(Task to complete): Gather up every line that includes the string "screenshot".

(Records):
+ + + + +

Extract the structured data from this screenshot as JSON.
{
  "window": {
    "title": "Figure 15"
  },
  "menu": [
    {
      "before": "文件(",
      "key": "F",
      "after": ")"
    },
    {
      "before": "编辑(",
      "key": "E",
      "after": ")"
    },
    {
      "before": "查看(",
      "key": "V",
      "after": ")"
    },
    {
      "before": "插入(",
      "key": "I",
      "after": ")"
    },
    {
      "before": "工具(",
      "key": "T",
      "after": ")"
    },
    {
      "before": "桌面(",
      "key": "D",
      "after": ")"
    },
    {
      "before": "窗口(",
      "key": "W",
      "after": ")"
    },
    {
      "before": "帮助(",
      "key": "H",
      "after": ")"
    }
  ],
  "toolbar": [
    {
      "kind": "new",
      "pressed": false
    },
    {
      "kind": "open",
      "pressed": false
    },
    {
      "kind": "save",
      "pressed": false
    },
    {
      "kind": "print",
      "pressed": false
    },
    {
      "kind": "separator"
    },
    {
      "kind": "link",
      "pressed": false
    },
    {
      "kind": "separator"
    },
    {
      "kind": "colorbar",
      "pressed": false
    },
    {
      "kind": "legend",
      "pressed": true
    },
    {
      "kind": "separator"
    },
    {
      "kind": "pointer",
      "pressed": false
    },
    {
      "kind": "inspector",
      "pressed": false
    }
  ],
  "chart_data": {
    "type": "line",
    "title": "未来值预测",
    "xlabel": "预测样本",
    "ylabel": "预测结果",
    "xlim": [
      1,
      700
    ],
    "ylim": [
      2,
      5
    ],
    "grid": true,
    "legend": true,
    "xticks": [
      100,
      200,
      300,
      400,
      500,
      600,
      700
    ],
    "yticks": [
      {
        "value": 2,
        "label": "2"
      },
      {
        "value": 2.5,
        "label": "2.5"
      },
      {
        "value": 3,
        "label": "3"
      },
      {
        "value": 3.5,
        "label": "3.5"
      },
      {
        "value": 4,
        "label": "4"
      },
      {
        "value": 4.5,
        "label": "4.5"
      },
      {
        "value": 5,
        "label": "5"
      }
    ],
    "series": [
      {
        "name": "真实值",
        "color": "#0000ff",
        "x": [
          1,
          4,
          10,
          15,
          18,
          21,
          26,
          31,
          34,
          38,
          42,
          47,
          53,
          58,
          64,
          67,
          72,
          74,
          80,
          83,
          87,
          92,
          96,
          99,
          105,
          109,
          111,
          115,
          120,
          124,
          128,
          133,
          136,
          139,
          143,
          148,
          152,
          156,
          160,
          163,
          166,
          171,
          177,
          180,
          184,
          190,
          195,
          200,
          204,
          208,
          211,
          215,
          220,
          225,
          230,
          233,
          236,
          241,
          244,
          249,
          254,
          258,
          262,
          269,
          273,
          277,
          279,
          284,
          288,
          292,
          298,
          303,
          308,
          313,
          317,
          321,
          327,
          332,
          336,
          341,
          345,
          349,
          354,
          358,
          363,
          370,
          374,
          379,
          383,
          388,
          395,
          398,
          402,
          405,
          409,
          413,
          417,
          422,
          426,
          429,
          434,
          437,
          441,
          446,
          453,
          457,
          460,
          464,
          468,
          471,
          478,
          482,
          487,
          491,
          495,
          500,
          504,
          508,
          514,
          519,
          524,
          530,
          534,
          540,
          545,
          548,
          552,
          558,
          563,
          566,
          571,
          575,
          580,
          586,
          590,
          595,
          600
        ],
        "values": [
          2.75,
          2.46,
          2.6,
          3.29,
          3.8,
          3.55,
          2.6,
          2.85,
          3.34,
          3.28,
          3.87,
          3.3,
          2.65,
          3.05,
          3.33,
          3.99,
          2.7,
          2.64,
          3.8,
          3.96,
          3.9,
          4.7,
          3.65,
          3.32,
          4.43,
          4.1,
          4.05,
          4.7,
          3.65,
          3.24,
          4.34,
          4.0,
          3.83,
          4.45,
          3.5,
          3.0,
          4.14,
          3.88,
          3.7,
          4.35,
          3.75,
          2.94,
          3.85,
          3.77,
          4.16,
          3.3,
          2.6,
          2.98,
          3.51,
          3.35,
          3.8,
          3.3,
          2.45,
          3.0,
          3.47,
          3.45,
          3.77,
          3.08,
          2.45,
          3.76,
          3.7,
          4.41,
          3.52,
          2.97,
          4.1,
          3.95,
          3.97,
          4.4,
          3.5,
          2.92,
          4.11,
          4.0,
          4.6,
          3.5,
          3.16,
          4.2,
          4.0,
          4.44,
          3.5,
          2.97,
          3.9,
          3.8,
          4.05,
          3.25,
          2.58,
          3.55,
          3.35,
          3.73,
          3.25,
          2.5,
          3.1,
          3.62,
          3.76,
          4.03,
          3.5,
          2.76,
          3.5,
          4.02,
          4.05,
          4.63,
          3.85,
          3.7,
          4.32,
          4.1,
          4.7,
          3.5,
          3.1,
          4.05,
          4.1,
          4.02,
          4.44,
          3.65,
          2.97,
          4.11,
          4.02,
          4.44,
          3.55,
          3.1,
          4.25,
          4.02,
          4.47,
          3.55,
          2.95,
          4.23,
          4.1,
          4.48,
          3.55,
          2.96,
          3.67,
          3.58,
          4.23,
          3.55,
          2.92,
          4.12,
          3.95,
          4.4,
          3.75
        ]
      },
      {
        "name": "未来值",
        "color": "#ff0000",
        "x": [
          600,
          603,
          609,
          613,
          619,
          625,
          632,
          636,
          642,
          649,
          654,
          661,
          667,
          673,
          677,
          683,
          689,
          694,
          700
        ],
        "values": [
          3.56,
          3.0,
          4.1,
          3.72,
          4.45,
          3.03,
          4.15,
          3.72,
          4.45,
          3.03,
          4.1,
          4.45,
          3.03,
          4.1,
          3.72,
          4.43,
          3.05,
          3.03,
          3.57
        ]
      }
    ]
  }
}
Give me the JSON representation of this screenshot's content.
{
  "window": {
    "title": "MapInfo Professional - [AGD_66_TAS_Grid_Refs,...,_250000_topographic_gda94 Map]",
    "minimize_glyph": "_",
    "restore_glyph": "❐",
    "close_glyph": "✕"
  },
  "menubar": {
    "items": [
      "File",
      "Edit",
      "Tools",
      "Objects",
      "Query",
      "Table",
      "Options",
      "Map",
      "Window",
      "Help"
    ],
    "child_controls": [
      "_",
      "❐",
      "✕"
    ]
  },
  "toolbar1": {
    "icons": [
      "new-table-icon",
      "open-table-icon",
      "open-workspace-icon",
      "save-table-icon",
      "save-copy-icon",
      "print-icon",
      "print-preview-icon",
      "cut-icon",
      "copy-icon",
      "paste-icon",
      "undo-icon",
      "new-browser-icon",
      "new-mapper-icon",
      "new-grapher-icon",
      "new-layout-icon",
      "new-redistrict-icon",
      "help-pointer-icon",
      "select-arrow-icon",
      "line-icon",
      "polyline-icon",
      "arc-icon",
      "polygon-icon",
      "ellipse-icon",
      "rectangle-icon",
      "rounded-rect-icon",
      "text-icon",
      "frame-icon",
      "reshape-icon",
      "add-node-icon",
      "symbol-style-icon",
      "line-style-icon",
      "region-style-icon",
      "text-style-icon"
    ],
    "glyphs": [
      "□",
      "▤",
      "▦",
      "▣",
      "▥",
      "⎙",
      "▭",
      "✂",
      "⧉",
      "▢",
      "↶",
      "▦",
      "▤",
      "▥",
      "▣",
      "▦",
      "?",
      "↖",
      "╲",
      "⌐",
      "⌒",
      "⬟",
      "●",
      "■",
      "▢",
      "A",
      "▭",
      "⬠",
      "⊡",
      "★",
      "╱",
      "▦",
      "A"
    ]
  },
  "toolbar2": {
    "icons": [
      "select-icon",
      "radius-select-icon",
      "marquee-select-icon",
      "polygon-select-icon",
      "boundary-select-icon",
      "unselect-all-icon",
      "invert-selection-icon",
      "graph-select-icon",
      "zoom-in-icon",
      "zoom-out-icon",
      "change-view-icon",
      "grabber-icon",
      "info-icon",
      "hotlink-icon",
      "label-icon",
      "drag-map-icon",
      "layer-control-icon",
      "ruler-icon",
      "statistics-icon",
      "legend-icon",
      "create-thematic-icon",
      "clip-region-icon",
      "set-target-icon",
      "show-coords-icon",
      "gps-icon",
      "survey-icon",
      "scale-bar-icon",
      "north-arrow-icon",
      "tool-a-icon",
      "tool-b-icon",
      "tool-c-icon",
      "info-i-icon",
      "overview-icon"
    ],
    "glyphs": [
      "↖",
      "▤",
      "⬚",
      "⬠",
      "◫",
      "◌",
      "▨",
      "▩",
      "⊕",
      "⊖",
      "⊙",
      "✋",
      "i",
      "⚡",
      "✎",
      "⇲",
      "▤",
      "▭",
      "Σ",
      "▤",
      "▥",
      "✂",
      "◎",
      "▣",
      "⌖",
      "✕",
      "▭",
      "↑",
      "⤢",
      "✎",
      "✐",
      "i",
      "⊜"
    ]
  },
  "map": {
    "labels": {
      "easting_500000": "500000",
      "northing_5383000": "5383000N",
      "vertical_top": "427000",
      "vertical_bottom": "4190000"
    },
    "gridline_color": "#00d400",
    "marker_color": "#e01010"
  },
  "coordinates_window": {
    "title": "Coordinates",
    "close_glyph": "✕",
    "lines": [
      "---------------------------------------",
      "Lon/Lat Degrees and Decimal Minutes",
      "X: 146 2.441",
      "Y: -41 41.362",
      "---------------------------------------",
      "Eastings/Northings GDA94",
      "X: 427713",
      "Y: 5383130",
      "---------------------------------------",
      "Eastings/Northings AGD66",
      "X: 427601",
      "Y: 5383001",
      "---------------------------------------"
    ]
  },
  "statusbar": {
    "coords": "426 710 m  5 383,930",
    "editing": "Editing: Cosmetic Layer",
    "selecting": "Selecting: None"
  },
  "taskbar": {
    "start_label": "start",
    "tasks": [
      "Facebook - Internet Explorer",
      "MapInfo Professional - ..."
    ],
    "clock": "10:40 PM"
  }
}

+ + + + +

(Output of the exercise):
Extract the structured data from this screenshot as JSON.
Give me the JSON representation of this screenshot's content.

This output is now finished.